Search the material for the word "timestamp" and copy each line that holds it.

• DATA LISTING:
* BEGIN *
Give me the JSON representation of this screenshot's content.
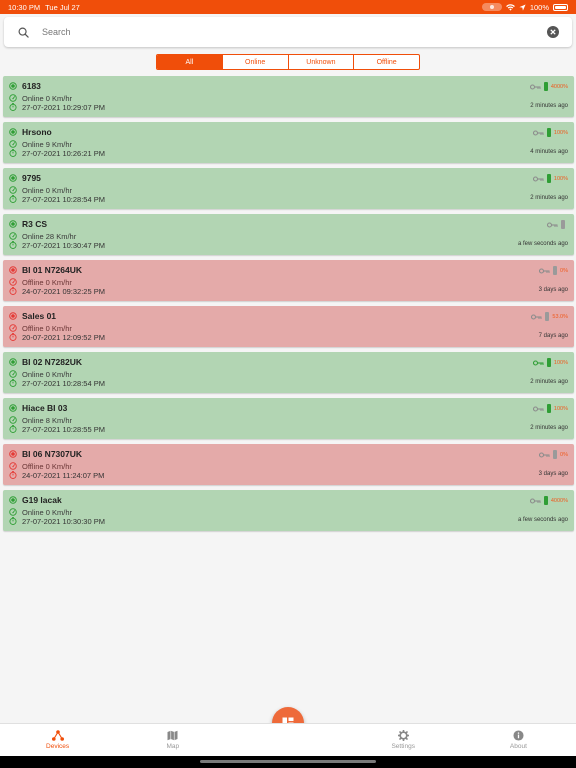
{
  "status_bar": {
    "time": "10:30 PM",
    "date": "Tue Jul 27",
    "battery_text": "100%"
  },
  "search": {
    "placeholder": "Search",
    "value": ""
  },
  "filters": {
    "tabs": [
      "All",
      "Online",
      "Unknown",
      "Offline"
    ],
    "active": "All"
  },
  "colors": {
    "accent": "#f04e0a",
    "online_card": "#b2d5b3",
    "offline_card": "#e4aaa9",
    "online_icon": "#2f9e35",
    "offline_icon": "#e53935"
  },
  "devices": [
    {
      "name": "6183",
      "status": "online",
      "speed_text": "Online 0 Km/hr",
      "timestamp": "27-07-2021 10:29:07 PM",
      "ago": "2 minutes ago",
      "battery_pct": "4000%",
      "key_active": false,
      "battery_present": true
    },
    {
      "name": "Hrsono",
      "status": "online",
      "speed_text": "Online 9 Km/hr",
      "timestamp": "27-07-2021 10:26:21 PM",
      "ago": "4 minutes ago",
      "battery_pct": "100%",
      "key_active": false,
      "battery_present": true
    },
    {
      "name": "9795",
      "status": "online",
      "speed_text": "Online 0 Km/hr",
      "timestamp": "27-07-2021 10:28:54 PM",
      "ago": "2 minutes ago",
      "battery_pct": "100%",
      "key_active": false,
      "battery_present": true
    },
    {
      "name": "R3 CS",
      "status": "online",
      "speed_text": "Online 28 Km/hr",
      "timestamp": "27-07-2021 10:30:47 PM",
      "ago": "a few seconds ago",
      "battery_pct": "",
      "key_active": false,
      "battery_present": false
    },
    {
      "name": "BI 01 N7264UK",
      "status": "offline",
      "speed_text": "Offline 0 Km/hr",
      "timestamp": "24-07-2021 09:32:25 PM",
      "ago": "3 days ago",
      "battery_pct": "0%",
      "key_active": false,
      "battery_present": false
    },
    {
      "name": "Sales 01",
      "status": "offline",
      "speed_text": "Offline 0 Km/hr",
      "timestamp": "20-07-2021 12:09:52 PM",
      "ago": "7 days ago",
      "battery_pct": "53.0%",
      "key_active": false,
      "battery_present": false
    },
    {
      "name": "BI 02 N7282UK",
      "status": "online",
      "speed_text": "Online 0 Km/hr",
      "timestamp": "27-07-2021 10:28:54 PM",
      "ago": "2 minutes ago",
      "battery_pct": "100%",
      "key_active": true,
      "battery_present": true
    },
    {
      "name": "Hiace BI 03",
      "status": "online",
      "speed_text": "Online 8 Km/hr",
      "timestamp": "27-07-2021 10:28:55 PM",
      "ago": "2 minutes ago",
      "battery_pct": "100%",
      "key_active": false,
      "battery_present": true
    },
    {
      "name": "BI 06 N7307UK",
      "status": "offline",
      "speed_text": "Offline 0 Km/hr",
      "timestamp": "24-07-2021 11:24:07 PM",
      "ago": "3 days ago",
      "battery_pct": "0%",
      "key_active": false,
      "battery_present": false
    },
    {
      "name": "G19 lacak",
      "status": "online",
      "speed_text": "Online 0 Km/hr",
      "timestamp": "27-07-2021 10:30:30 PM",
      "ago": "a few seconds ago",
      "battery_pct": "4000%",
      "key_active": false,
      "battery_present": true
    }
  ],
  "bottom_nav": {
    "items": [
      {
        "label": "Devices",
        "icon": "devices-icon",
        "active": true
      },
      {
        "label": "Map",
        "icon": "map-icon",
        "active": false
      },
      {
        "label": "Settings",
        "icon": "gear-icon",
        "active": false
      },
      {
        "label": "About",
        "icon": "info-icon",
        "active": false
      }
    ]
  }
}
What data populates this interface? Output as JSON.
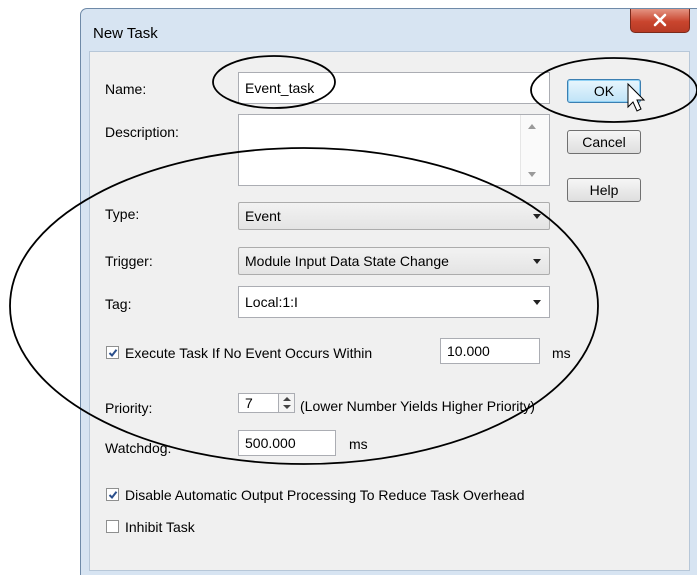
{
  "dialog": {
    "title": "New Task",
    "close_icon": "close-icon"
  },
  "form": {
    "name_label": "Name:",
    "name_value": "Event_task",
    "description_label": "Description:",
    "description_value": "",
    "type_label": "Type:",
    "type_value": "Event",
    "trigger_label": "Trigger:",
    "trigger_value": "Module Input Data State Change",
    "tag_label": "Tag:",
    "tag_value": "Local:1:I",
    "execute_checked": true,
    "execute_label": "Execute Task If No Event Occurs Within",
    "execute_value": "10.000",
    "execute_unit": "ms",
    "priority_label": "Priority:",
    "priority_value": "7",
    "priority_hint": "(Lower Number Yields Higher Priority)",
    "watchdog_label": "Watchdog:",
    "watchdog_value": "500.000",
    "watchdog_unit": "ms",
    "disable_checked": true,
    "disable_label": "Disable Automatic Output Processing To Reduce Task Overhead",
    "inhibit_checked": false,
    "inhibit_label": "Inhibit Task"
  },
  "buttons": {
    "ok": "OK",
    "cancel": "Cancel",
    "help": "Help"
  },
  "colors": {
    "frame": "#d7e4f2",
    "client": "#f0f0f0",
    "close": "#c9452e"
  }
}
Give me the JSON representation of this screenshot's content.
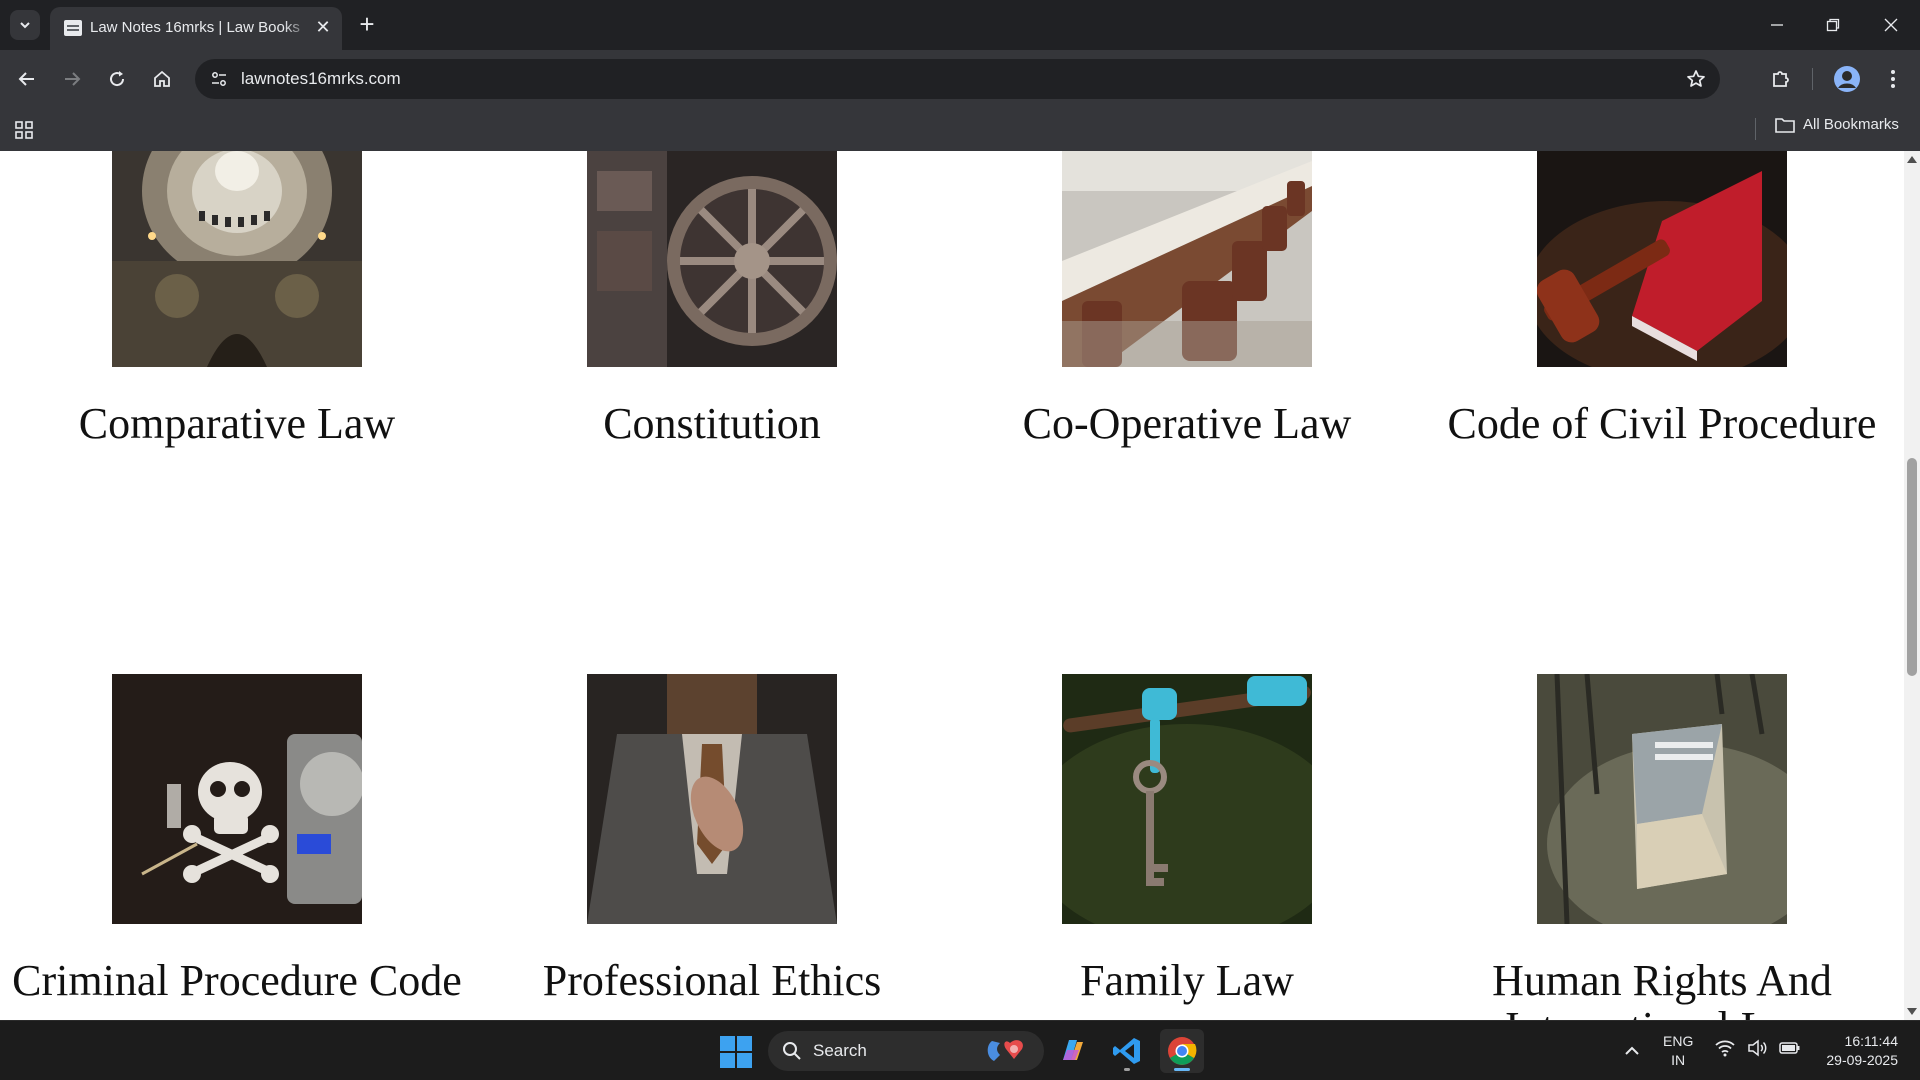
{
  "browser": {
    "tab": {
      "title": "Law Notes 16mrks | Law Books",
      "close_icon": "close-icon"
    },
    "address_bar": {
      "url": "lawnotes16mrks.com"
    },
    "bookmarks": {
      "all_bookmarks_label": "All Bookmarks"
    }
  },
  "cards": [
    {
      "title": "Comparative Law",
      "image": "dome-interior-photo"
    },
    {
      "title": "Constitution",
      "image": "stone-wheel-photo"
    },
    {
      "title": "Co-Operative Law",
      "image": "boardroom-chairs-photo"
    },
    {
      "title": "Code of Civil Procedure",
      "image": "gavel-red-book-photo"
    },
    {
      "title": "Criminal Procedure Code",
      "image": "skull-scale-photo"
    },
    {
      "title": "Professional Ethics",
      "image": "suited-man-photo"
    },
    {
      "title": "Family Law",
      "image": "hanging-key-photo"
    },
    {
      "title": "Human Rights And International Law",
      "image": "human-rights-book-photo"
    }
  ],
  "taskbar": {
    "search_label": "Search",
    "language": {
      "line1": "ENG",
      "line2": "IN"
    },
    "clock": {
      "time": "16:11:44",
      "date": "29-09-2025"
    }
  },
  "colors": {
    "chrome_dark": "#202124",
    "chrome_toolbar": "#35363a",
    "taskbar": "#1c1c1c",
    "windows_blue": "#3da2f0"
  }
}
* END *
• EXPECTED ANSWER:
      "timestamp": "27-07-2021 10:29:07 PM",
      "timestamp": "27-07-2021 10:26:21 PM",
      "timestamp": "27-07-2021 10:28:54 PM",
      "timestamp": "27-07-2021 10:30:47 PM",
      "timestamp": "24-07-2021 09:32:25 PM",
      "timestamp": "20-07-2021 12:09:52 PM",
      "timestamp": "27-07-2021 10:28:54 PM",
      "timestamp": "27-07-2021 10:28:55 PM",
      "timestamp": "24-07-2021 11:24:07 PM",
      "timestamp": "27-07-2021 10:30:30 PM",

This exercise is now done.